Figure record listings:
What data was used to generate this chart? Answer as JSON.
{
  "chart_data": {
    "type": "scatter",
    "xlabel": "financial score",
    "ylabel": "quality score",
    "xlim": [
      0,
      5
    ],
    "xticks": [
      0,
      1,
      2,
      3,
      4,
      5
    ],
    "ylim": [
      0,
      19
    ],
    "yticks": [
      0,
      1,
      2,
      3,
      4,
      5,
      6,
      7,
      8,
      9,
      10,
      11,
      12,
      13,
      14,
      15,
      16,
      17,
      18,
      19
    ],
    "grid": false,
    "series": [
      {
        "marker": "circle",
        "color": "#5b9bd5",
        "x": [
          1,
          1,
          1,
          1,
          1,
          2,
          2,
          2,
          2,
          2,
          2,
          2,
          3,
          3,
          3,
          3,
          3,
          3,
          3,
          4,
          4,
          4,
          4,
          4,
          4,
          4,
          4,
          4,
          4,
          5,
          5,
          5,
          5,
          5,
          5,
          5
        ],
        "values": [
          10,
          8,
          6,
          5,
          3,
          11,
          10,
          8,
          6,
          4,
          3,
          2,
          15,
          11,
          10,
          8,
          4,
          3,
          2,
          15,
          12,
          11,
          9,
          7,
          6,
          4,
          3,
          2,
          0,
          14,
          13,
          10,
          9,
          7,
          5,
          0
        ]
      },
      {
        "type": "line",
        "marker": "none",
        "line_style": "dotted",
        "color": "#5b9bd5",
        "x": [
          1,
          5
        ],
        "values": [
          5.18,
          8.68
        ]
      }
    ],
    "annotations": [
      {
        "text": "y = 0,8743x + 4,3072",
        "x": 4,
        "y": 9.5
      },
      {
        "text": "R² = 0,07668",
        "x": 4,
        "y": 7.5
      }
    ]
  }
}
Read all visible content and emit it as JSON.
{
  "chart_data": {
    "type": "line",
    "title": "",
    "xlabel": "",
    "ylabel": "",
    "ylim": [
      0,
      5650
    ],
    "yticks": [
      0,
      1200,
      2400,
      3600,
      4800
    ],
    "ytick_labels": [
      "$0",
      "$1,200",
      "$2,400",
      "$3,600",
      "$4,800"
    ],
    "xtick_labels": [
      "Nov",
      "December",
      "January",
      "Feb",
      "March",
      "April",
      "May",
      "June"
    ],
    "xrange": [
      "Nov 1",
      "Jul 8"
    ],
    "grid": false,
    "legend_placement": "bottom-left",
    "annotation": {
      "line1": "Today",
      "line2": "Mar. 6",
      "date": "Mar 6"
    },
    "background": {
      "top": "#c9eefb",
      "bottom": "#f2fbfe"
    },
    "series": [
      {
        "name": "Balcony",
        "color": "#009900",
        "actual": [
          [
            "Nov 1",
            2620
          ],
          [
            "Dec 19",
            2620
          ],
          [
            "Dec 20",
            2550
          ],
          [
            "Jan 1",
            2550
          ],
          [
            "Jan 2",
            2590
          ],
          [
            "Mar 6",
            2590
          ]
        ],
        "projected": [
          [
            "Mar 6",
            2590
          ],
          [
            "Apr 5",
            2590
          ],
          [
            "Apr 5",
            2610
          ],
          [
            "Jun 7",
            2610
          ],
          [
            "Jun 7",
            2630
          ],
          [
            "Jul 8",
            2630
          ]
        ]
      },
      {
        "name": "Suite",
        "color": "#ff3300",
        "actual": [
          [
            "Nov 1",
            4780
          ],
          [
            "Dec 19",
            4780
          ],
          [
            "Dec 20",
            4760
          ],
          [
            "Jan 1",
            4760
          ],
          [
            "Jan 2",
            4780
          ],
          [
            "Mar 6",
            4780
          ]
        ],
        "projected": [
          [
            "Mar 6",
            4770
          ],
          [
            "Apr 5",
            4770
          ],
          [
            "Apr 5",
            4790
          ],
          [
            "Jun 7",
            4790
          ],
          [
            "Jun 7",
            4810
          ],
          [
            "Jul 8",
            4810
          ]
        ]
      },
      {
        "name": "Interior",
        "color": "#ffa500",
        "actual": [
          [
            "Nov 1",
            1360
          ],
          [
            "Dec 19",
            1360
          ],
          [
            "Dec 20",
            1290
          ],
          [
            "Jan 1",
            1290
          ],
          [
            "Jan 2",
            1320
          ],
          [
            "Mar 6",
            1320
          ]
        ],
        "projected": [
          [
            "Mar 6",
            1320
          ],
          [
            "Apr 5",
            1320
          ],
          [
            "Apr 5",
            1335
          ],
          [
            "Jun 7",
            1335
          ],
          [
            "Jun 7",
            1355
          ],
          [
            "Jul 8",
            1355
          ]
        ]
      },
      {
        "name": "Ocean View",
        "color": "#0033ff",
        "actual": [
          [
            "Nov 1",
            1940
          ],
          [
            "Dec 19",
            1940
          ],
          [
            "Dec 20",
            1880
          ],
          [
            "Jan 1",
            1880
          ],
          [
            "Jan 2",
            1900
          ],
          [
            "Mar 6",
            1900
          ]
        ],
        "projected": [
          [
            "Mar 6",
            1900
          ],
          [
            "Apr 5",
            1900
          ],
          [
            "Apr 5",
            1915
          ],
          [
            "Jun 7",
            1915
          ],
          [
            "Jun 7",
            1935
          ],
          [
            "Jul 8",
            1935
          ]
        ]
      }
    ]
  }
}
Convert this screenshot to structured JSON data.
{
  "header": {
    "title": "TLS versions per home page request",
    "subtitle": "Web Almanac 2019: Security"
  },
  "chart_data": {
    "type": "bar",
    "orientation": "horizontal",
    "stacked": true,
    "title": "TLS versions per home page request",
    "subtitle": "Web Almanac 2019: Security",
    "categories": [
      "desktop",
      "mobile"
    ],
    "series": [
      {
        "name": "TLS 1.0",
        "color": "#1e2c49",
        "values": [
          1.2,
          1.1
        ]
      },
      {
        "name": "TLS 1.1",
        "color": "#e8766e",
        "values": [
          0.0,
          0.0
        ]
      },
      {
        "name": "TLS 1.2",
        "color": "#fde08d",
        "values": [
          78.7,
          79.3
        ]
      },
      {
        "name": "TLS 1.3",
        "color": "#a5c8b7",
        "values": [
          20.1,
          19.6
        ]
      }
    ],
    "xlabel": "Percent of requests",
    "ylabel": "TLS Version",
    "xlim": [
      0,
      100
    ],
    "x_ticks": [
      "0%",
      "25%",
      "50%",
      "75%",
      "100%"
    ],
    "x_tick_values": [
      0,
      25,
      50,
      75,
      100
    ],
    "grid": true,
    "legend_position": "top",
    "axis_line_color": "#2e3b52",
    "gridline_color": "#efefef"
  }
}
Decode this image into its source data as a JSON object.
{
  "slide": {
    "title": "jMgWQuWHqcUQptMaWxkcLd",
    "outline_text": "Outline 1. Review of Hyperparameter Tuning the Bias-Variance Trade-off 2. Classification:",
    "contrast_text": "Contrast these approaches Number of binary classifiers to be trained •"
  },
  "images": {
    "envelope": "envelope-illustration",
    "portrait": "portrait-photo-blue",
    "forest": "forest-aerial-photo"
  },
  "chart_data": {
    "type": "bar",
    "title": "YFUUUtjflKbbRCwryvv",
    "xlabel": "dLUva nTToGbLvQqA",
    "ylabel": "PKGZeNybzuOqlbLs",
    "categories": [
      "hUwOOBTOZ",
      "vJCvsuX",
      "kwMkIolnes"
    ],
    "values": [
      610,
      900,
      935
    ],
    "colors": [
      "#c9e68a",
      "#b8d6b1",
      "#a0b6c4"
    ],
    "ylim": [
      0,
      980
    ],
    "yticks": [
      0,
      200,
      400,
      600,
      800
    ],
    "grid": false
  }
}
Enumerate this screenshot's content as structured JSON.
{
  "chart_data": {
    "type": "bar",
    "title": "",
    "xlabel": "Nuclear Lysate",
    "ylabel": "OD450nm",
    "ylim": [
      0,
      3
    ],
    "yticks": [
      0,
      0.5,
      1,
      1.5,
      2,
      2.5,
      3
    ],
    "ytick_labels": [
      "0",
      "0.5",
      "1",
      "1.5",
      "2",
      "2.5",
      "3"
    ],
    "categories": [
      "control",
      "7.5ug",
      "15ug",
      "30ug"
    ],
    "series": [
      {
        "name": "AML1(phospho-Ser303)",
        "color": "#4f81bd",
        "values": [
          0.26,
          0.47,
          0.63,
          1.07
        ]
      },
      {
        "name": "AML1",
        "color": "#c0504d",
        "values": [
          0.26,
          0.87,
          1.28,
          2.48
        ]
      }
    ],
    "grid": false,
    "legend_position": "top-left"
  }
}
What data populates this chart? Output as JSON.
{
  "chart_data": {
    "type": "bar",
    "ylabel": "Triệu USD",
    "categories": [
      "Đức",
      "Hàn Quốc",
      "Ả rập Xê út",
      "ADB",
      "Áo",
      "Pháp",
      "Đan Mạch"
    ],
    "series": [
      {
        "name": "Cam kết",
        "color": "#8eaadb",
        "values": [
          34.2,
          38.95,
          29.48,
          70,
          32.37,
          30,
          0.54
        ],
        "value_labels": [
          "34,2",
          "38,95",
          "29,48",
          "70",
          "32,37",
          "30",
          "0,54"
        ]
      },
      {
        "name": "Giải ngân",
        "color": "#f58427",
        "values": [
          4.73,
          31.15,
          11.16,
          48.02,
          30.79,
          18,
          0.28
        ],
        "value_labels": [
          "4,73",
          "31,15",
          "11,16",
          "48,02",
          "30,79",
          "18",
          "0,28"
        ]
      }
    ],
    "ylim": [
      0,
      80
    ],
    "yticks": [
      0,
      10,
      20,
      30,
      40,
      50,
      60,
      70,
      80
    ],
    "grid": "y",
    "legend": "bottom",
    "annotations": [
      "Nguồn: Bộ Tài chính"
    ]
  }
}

**STATED PROBLEM:**
Report all lines of the data above that include the string "ylabel".

**TASK RESPONSE:**
    "ylabel": "quality score",
    "ylabel": "",
    "ylabel": "TLS Version",
    "ylabel": "PKGZeNybzuOqlbLs",
    "ylabel": "OD450nm",
    "ylabel": "Triệu USD",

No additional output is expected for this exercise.